The request:
Could you give the data below again, exactly and completely?

__________

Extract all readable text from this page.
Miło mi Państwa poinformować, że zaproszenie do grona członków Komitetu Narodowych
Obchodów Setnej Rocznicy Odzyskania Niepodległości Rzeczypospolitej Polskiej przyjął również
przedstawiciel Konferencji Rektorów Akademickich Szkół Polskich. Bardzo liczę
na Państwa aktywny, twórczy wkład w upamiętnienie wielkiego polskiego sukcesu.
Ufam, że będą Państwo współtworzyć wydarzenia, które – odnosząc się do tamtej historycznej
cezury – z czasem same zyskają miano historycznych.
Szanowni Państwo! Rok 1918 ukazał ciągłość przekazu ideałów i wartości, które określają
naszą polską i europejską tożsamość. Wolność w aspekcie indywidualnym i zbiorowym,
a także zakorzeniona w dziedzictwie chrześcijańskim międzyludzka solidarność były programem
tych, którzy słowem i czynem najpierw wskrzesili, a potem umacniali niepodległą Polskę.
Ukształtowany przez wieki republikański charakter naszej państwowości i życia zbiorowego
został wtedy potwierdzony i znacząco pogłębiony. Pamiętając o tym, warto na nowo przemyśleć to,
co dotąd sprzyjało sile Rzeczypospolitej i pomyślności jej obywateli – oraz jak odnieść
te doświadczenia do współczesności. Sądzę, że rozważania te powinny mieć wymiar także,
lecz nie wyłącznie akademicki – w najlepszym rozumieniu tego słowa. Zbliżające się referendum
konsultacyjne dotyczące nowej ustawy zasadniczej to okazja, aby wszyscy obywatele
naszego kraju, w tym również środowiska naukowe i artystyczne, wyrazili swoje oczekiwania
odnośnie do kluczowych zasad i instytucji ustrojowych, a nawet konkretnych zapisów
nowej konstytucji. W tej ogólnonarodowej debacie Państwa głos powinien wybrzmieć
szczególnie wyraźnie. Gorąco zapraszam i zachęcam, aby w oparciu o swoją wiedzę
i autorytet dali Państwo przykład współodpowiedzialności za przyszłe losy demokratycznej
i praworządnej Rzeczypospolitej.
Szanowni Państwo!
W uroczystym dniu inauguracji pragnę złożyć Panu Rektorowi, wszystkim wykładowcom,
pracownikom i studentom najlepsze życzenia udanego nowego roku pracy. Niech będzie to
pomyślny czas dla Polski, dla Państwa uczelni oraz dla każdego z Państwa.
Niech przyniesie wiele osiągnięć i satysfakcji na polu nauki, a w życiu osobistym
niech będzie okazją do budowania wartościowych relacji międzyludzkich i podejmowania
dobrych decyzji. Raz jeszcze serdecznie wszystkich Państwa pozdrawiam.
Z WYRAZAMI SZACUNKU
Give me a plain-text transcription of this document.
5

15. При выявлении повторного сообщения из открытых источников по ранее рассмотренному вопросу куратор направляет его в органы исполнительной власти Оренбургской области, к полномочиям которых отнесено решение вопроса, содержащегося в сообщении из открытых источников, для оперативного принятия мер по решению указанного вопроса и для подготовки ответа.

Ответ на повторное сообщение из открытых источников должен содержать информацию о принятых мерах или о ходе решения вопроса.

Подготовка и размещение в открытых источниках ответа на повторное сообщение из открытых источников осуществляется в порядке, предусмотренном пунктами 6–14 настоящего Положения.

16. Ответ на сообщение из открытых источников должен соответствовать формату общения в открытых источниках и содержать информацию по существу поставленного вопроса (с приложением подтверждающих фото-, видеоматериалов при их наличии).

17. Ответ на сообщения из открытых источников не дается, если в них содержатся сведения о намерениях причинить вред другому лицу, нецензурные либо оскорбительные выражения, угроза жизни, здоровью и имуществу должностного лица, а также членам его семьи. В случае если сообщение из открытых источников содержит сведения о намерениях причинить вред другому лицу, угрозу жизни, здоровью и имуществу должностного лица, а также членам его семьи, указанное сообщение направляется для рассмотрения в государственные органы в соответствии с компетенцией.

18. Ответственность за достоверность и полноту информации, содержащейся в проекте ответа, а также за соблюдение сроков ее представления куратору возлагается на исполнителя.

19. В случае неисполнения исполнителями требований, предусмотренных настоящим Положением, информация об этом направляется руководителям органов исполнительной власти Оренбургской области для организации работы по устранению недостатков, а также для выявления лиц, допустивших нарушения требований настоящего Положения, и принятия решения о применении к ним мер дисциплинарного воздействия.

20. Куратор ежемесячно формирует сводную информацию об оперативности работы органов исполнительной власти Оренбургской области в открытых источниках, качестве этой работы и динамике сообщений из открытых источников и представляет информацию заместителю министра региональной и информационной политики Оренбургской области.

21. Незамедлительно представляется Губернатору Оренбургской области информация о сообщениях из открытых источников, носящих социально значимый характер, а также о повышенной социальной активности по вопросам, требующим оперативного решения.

__________

Output for this task:
Extract all readable text from this page.
Miło mi Państwa poinformować, że zaproszenie do grona członków Komitetu Narodowych
Obchodów Setnej Rocznicy Odzyskania Niepodległości Rzeczypospolitej Polskiej przyjął również
przedstawiciel Konferencji Rektorów Akademickich Szkół Polskich. Bardzo liczę
na Państwa aktywny, twórczy wkład w upamiętnienie wielkiego polskiego sukcesu.
Ufam, że będą Państwo współtworzyć wydarzenia, które – odnosząc się do tamtej historycznej
cezury – z czasem same zyskają miano historycznych.
Szanowni Państwo! Rok 1918 ukazał ciągłość przekazu ideałów i wartości, które określają
naszą polską i europejską tożsamość. Wolność w aspekcie indywidualnym i zbiorowym,
a także zakorzeniona w dziedzictwie chrześcijańskim międzyludzka solidarność były programem
tych, którzy słowem i czynem najpierw wskrzesili, a potem umacniali niepodległą Polskę.
Ukształtowany przez wieki republikański charakter naszej państwowości i życia zbiorowego
został wtedy potwierdzony i znacząco pogłębiony. Pamiętając o tym, warto na nowo przemyśleć to,
co dotąd sprzyjało sile Rzeczypospolitej i pomyślności jej obywateli – oraz jak odnieść
te doświadczenia do współczesności. Sądzę, że rozważania te powinny mieć wymiar także,
lecz nie wyłącznie akademicki – w najlepszym rozumieniu tego słowa. Zbliżające się referendum
konsultacyjne dotyczące nowej ustawy zasadniczej to okazja, aby wszyscy obywatele
naszego kraju, w tym również środowiska naukowe i artystyczne, wyrazili swoje oczekiwania
odnośnie do kluczowych zasad i instytucji ustrojowych, a nawet konkretnych zapisów
nowej konstytucji. W tej ogólnonarodowej debacie Państwa głos powinien wybrzmieć
szczególnie wyraźnie. Gorąco zapraszam i zachęcam, aby w oparciu o swoją wiedzę
i autorytet dali Państwo przykład współodpowiedzialności za przyszłe losy demokratycznej
i praworządnej Rzeczypospolitej.
Szanowni Państwo!
W uroczystym dniu inauguracji pragnę złożyć Panu Rektorowi, wszystkim wykładowcom,
pracownikom i studentom najlepsze życzenia udanego nowego roku pracy. Niech będzie to
pomyślny czas dla Polski, dla Państwa uczelni oraz dla każdego z Państwa.
Niech przyniesie wiele osiągnięć i satysfakcji na polu nauki, a w życiu osobistym
niech będzie okazją do budowania wartościowych relacji międzyludzkich i podejmowania
dobrych decyzji. Raz jeszcze serdecznie wszystkich Państwa pozdrawiam.
Z WYRAZAMI SZACUNKU
Give me a plain-text transcription of this document.
5

15. При выявлении повторного сообщения из открытых источников по ранее рассмотренному вопросу куратор направляет его в органы исполнительной власти Оренбургской области, к полномочиям которых отнесено решение вопроса, содержащегося в сообщении из открытых источников, для оперативного принятия мер по решению указанного вопроса и для подготовки ответа.

Ответ на повторное сообщение из открытых источников должен содержать информацию о принятых мерах или о ходе решения вопроса.

Подготовка и размещение в открытых источниках ответа на повторное сообщение из открытых источников осуществляется в порядке, предусмотренном пунктами 6–14 настоящего Положения.

16. Ответ на сообщение из открытых источников должен соответствовать формату общения в открытых источниках и содержать информацию по существу поставленного вопроса (с приложением подтверждающих фото-, видеоматериалов при их наличии).

17. Ответ на сообщения из открытых источников не дается, если в них содержатся сведения о намерениях причинить вред другому лицу, нецензурные либо оскорбительные выражения, угроза жизни, здоровью и имуществу должностного лица, а также членам его семьи. В случае если сообщение из открытых источников содержит сведения о намерениях причинить вред другому лицу, угрозу жизни, здоровью и имуществу должностного лица, а также членам его семьи, указанное сообщение направляется для рассмотрения в государственные органы в соответствии с компетенцией.

18. Ответственность за достоверность и полноту информации, содержащейся в проекте ответа, а также за соблюдение сроков ее представления куратору возлагается на исполнителя.

19. В случае неисполнения исполнителями требований, предусмотренных настоящим Положением, информация об этом направляется руководителям органов исполнительной власти Оренбургской области для организации работы по устранению недостатков, а также для выявления лиц, допустивших нарушения требований настоящего Положения, и принятия решения о применении к ним мер дисциплинарного воздействия.

20. Куратор ежемесячно формирует сводную информацию об оперативности работы органов исполнительной власти Оренбургской области в открытых источниках, качестве этой работы и динамике сообщений из открытых источников и представляет информацию заместителю министра региональной и информационной политики Оренбургской области.

21. Незамедлительно представляется Губернатору Оренбургской области информация о сообщениях из открытых источников, носящих социально значимый характер, а также о повышенной социальной активности по вопросам, требующим оперативного решения.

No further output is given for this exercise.